Your task: Word for word, quote all of the material, omitting the pictures.

Data provided:
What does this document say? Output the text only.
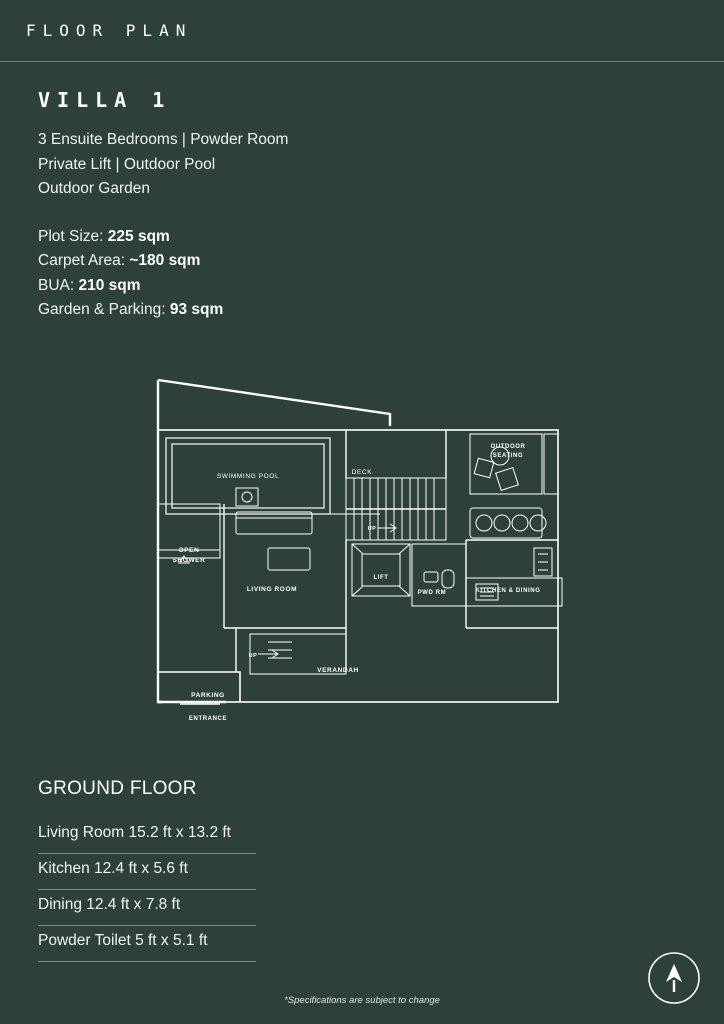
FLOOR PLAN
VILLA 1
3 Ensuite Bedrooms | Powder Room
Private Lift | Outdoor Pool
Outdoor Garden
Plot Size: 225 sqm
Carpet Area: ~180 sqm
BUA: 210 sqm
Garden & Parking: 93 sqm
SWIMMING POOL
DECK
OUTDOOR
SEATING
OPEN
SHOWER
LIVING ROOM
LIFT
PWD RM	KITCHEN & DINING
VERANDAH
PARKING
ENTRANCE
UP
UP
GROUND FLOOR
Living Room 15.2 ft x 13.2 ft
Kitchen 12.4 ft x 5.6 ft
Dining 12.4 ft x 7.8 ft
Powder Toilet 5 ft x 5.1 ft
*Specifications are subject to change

Result of this exercise:
What does this document say? Output the text only.
FLOOR PLAN
VILLA 1
3 Ensuite Bedrooms | Powder Room
Private Lift | Outdoor Pool
Outdoor Garden
Plot Size: 225 sqm
Carpet Area: ~180 sqm
BUA: 210 sqm
Garden & Parking: 93 sqm
SWIMMING POOL
DECK
OUTDOOR
SEATING
OPEN
SHOWER
LIVING ROOM
LIFT
PWD RM	KITCHEN & DINING
VERANDAH
PARKING
ENTRANCE
UP
UP
GROUND FLOOR
Living Room 15.2 ft x 13.2 ft
Kitchen 12.4 ft x 5.6 ft
Dining 12.4 ft x 7.8 ft
Powder Toilet 5 ft x 5.1 ft
*Specifications are subject to change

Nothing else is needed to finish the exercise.